Saved data entries:
[start]

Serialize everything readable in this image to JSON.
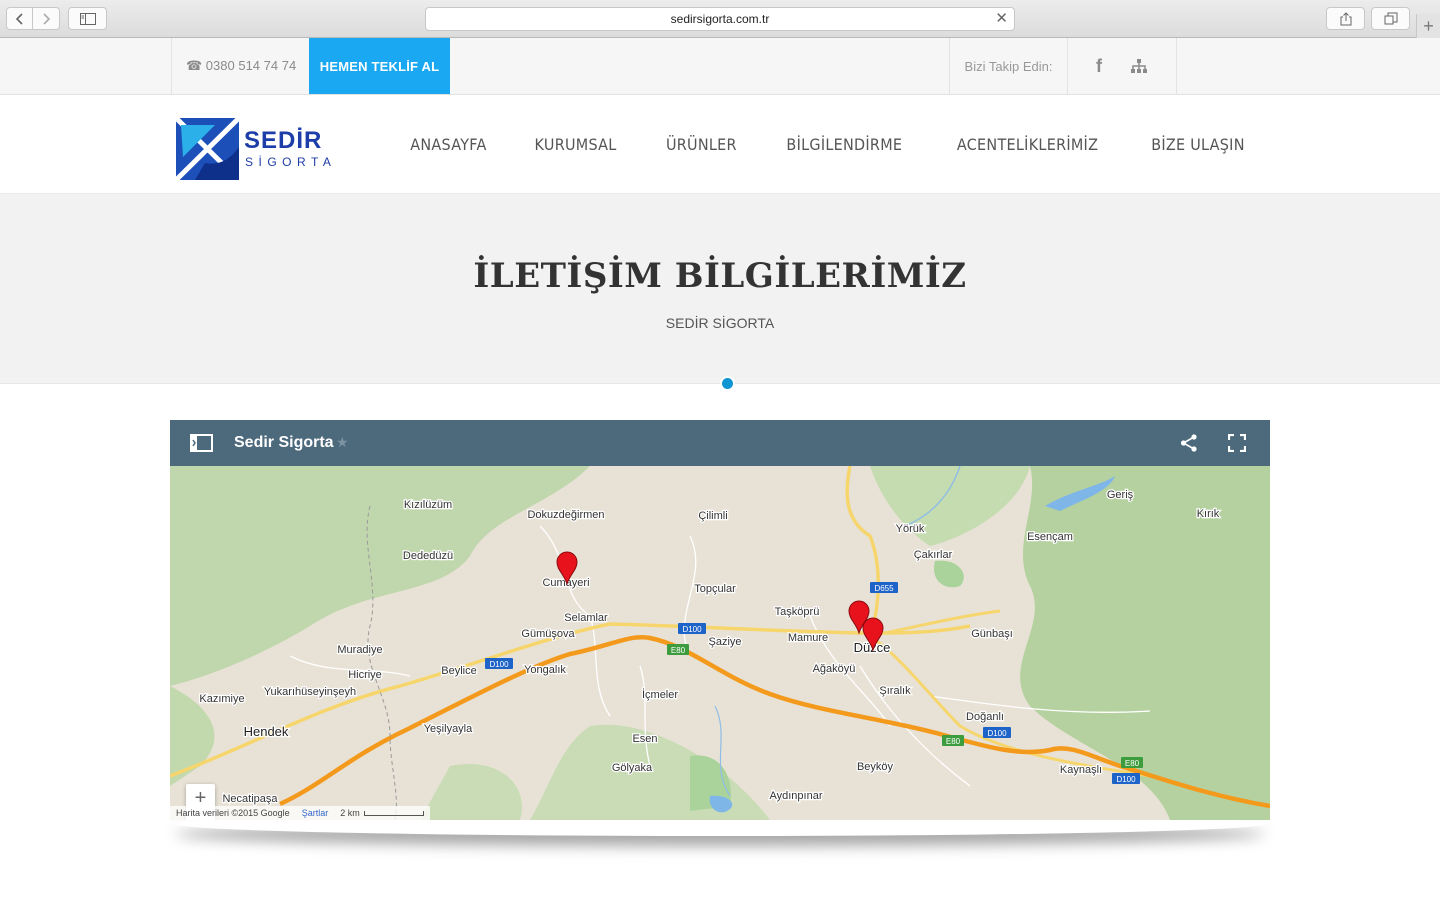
{
  "browser": {
    "url": "sedirsigorta.com.tr",
    "back_icon": "chevron-left-icon",
    "forward_icon": "chevron-right-icon"
  },
  "topbar": {
    "phone": "☎ 0380 514 74 74",
    "cta": "HEMEN TEKLİF AL",
    "follow": "Bizi Takip Edin:",
    "facebook": "f"
  },
  "logo": {
    "title": "SEDİR",
    "subtitle": "SİGORTA"
  },
  "nav": [
    "ANASAYFA",
    "KURUMSAL",
    "ÜRÜNLER",
    "BİLGİLENDİRME",
    "ACENTELİKLERİMİZ",
    "BİZE ULAŞIN"
  ],
  "page": {
    "title": "İLETİŞİM BİLGİLERİMİZ",
    "subtitle": "SEDİR SİGORTA"
  },
  "map": {
    "title": "Sedir Sigorta",
    "attribution": "Harita verileri ©2015 Google",
    "terms": "Şartlar",
    "scale": "2 km",
    "places": [
      "Kızılüzüm",
      "Dokuzdeğirmen",
      "Dededüzü",
      "Cumayeri",
      "Çilimli",
      "Yörük",
      "Çakırlar",
      "Esençam",
      "Geriş",
      "Kırık",
      "Topçular",
      "Taşköprü",
      "Selamlar",
      "Gümüşova",
      "Mamure",
      "Düzce",
      "Şaziye",
      "Günbaşı",
      "Muradiye",
      "Beylice",
      "Yongalık",
      "Ağaköyü",
      "Hicriye",
      "Yukarıhüseyinşeyh",
      "Şıralık",
      "Kazımiye",
      "İçmeler",
      "Doğanlı",
      "Hendek",
      "Yeşilyayla",
      "Esen",
      "Gölyaka",
      "Beyköy",
      "Kaynaşlı",
      "Necatipaşa",
      "Aydınpınar"
    ],
    "road_labels": [
      "D655",
      "D100",
      "D100",
      "E80",
      "D100",
      "E80",
      "E80",
      "D100"
    ],
    "zoom_in": "+",
    "zoom_out": "−"
  }
}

[end]

Transcribe the full listing above exactly, with the images removed.

Serialize everything readable in this image to JSON.
{
  "browser": {
    "url": "sedirsigorta.com.tr",
    "back_icon": "chevron-left-icon",
    "forward_icon": "chevron-right-icon"
  },
  "topbar": {
    "phone": "☎ 0380 514 74 74",
    "cta": "HEMEN TEKLİF AL",
    "follow": "Bizi Takip Edin:",
    "facebook": "f"
  },
  "logo": {
    "title": "SEDİR",
    "subtitle": "SİGORTA"
  },
  "nav": [
    "ANASAYFA",
    "KURUMSAL",
    "ÜRÜNLER",
    "BİLGİLENDİRME",
    "ACENTELİKLERİMİZ",
    "BİZE ULAŞIN"
  ],
  "page": {
    "title": "İLETİŞİM BİLGİLERİMİZ",
    "subtitle": "SEDİR SİGORTA"
  },
  "map": {
    "title": "Sedir Sigorta",
    "attribution": "Harita verileri ©2015 Google",
    "terms": "Şartlar",
    "scale": "2 km",
    "places": [
      "Kızılüzüm",
      "Dokuzdeğirmen",
      "Dededüzü",
      "Cumayeri",
      "Çilimli",
      "Yörük",
      "Çakırlar",
      "Esençam",
      "Geriş",
      "Kırık",
      "Topçular",
      "Taşköprü",
      "Selamlar",
      "Gümüşova",
      "Mamure",
      "Düzce",
      "Şaziye",
      "Günbaşı",
      "Muradiye",
      "Beylice",
      "Yongalık",
      "Ağaköyü",
      "Hicriye",
      "Yukarıhüseyinşeyh",
      "Şıralık",
      "Kazımiye",
      "İçmeler",
      "Doğanlı",
      "Hendek",
      "Yeşilyayla",
      "Esen",
      "Gölyaka",
      "Beyköy",
      "Kaynaşlı",
      "Necatipaşa",
      "Aydınpınar"
    ],
    "road_labels": [
      "D655",
      "D100",
      "D100",
      "E80",
      "D100",
      "E80",
      "E80",
      "D100"
    ],
    "zoom_in": "+",
    "zoom_out": "−"
  }
}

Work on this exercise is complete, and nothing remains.